**YOUR INSTRUCTIONS:**
Search the records for "formula" and copy each line that holds it.

Stored items
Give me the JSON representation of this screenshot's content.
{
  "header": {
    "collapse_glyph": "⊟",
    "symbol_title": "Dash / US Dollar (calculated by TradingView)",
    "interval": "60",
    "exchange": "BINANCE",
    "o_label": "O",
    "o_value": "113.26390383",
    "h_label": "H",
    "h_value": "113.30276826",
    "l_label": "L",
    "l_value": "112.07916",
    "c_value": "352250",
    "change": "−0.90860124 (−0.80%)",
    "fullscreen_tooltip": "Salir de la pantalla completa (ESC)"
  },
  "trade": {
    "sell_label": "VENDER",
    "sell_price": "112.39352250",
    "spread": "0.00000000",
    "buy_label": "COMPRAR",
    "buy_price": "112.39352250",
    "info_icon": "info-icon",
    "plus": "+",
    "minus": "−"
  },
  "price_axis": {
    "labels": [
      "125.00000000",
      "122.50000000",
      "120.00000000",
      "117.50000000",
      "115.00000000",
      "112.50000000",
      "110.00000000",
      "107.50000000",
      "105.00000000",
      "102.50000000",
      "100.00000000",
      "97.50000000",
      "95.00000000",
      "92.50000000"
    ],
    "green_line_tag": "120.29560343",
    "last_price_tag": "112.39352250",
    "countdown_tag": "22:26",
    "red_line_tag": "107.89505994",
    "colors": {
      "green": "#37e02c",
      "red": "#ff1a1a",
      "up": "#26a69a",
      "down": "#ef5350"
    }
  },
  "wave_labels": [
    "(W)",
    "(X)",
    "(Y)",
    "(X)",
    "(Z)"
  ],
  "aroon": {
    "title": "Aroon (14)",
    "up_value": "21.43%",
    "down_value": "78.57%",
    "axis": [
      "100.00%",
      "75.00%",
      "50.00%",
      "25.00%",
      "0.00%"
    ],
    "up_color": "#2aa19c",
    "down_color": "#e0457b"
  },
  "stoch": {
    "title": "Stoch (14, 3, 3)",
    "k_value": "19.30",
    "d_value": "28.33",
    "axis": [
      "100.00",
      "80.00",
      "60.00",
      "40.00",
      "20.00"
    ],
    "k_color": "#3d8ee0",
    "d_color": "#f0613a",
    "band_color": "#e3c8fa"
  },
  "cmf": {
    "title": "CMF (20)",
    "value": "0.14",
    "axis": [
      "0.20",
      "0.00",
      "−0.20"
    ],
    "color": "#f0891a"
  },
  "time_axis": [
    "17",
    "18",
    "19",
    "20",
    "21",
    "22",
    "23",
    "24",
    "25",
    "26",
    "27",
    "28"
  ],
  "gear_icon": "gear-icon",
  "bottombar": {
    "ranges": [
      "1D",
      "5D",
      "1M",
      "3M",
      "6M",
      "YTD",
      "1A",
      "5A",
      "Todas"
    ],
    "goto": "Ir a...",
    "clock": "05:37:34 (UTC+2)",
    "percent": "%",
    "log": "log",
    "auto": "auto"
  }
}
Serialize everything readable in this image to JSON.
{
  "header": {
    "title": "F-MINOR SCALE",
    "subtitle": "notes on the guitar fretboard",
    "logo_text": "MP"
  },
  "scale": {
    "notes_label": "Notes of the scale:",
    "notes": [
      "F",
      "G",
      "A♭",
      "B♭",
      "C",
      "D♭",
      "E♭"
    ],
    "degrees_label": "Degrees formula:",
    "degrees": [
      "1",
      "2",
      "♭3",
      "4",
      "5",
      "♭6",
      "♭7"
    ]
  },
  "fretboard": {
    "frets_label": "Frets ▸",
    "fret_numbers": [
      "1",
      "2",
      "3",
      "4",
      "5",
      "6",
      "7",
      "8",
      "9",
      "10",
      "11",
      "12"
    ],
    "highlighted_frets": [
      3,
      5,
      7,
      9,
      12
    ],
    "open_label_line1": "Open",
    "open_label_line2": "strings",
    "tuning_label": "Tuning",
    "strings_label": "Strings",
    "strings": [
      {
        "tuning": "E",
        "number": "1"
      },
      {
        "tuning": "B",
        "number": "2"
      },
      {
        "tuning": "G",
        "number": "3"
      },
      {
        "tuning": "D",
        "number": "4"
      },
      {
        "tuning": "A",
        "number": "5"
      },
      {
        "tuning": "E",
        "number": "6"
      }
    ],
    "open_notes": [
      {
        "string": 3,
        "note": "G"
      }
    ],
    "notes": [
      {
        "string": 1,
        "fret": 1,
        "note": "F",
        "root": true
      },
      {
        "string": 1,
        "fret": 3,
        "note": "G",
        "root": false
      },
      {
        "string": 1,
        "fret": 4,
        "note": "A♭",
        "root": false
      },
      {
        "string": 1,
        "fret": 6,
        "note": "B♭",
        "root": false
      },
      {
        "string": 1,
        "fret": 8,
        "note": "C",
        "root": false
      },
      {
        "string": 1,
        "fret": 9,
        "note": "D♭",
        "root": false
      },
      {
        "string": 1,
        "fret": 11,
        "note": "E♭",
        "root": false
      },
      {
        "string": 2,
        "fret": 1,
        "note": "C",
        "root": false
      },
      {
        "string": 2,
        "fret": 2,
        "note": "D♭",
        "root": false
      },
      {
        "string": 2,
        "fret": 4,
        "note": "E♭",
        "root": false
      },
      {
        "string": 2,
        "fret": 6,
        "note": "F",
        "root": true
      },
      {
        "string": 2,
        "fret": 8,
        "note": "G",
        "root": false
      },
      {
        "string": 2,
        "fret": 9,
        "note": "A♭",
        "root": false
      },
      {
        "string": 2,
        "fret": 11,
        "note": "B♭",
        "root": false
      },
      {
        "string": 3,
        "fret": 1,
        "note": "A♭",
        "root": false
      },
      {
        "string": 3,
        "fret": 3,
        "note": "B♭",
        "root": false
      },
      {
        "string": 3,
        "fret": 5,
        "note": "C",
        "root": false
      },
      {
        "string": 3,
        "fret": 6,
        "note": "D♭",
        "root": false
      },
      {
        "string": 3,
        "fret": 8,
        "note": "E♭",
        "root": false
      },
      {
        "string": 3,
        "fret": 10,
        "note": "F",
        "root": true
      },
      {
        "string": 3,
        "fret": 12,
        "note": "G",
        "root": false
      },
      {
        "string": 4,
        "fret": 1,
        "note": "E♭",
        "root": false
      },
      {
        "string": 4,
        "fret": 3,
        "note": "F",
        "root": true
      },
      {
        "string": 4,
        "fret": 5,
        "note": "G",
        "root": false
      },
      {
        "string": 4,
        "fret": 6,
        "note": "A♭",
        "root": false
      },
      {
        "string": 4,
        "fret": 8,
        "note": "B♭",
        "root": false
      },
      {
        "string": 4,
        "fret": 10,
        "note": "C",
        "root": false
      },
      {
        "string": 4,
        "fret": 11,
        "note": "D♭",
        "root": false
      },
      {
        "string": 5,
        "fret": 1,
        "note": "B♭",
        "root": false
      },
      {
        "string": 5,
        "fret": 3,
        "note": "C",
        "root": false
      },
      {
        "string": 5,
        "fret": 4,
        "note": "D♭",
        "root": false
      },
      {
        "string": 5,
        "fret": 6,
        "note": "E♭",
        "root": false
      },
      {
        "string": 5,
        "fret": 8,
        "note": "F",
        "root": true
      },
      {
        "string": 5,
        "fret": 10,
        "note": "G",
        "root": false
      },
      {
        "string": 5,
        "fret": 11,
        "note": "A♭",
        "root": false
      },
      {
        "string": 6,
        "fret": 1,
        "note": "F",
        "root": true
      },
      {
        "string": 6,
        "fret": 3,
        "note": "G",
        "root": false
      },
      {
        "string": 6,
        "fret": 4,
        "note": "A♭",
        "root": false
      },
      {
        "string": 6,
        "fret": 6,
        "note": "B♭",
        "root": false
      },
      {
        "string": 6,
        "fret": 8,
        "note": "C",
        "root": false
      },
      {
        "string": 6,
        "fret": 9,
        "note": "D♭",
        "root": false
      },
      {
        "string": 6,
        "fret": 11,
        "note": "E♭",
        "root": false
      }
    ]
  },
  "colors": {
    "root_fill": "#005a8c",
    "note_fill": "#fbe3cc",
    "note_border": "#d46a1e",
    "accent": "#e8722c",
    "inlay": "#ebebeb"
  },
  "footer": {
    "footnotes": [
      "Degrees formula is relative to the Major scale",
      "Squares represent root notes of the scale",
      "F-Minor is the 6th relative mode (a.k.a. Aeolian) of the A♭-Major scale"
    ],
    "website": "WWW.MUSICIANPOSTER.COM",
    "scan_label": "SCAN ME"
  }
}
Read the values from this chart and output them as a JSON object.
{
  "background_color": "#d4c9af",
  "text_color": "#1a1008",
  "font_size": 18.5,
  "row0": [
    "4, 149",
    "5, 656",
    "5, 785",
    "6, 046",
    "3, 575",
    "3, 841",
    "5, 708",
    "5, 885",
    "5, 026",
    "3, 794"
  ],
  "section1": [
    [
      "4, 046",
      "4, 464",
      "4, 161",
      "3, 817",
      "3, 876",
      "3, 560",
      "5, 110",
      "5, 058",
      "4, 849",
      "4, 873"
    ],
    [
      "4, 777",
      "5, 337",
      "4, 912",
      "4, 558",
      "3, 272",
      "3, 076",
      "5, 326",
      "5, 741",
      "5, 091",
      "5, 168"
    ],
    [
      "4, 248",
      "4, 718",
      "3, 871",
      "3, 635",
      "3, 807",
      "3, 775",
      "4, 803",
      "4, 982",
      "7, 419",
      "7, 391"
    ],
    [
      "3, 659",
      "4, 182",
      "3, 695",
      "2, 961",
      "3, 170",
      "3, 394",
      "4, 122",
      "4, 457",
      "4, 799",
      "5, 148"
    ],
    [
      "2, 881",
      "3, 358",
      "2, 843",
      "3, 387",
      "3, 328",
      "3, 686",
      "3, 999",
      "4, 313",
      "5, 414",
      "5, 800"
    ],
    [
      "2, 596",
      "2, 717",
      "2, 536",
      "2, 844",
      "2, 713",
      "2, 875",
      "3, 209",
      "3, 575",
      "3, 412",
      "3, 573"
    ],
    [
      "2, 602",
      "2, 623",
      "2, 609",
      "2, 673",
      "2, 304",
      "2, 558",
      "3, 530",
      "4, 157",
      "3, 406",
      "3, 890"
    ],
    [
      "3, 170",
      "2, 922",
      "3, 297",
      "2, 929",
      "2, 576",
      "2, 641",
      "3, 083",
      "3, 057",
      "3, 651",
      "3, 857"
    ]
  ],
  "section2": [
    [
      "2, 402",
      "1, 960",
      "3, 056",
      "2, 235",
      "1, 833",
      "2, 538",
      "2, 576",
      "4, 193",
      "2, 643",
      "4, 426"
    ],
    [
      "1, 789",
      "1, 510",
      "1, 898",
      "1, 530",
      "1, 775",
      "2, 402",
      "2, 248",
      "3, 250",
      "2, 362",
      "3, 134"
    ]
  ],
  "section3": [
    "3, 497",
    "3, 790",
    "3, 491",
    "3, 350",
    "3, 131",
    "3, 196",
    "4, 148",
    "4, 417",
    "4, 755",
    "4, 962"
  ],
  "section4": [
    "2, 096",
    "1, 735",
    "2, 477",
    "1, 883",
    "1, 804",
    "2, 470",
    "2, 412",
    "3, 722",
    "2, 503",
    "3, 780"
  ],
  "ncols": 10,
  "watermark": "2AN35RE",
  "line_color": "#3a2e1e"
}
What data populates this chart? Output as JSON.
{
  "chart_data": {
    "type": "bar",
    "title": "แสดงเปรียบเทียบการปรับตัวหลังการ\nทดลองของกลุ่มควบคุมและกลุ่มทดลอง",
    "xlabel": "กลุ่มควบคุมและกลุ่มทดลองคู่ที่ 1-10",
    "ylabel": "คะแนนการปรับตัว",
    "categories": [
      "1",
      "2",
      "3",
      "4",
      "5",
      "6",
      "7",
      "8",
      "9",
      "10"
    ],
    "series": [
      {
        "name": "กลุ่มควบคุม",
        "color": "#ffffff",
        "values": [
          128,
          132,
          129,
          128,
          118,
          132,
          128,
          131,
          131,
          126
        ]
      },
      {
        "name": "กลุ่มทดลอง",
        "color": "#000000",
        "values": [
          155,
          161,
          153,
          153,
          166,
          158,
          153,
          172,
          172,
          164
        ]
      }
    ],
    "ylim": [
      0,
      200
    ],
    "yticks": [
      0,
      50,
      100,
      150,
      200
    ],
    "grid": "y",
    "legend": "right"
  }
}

**ANSWER TO THIS PROBLEM:**
    "degrees_label": "Degrees formula:",
      "Degrees formula is relative to the Major scale",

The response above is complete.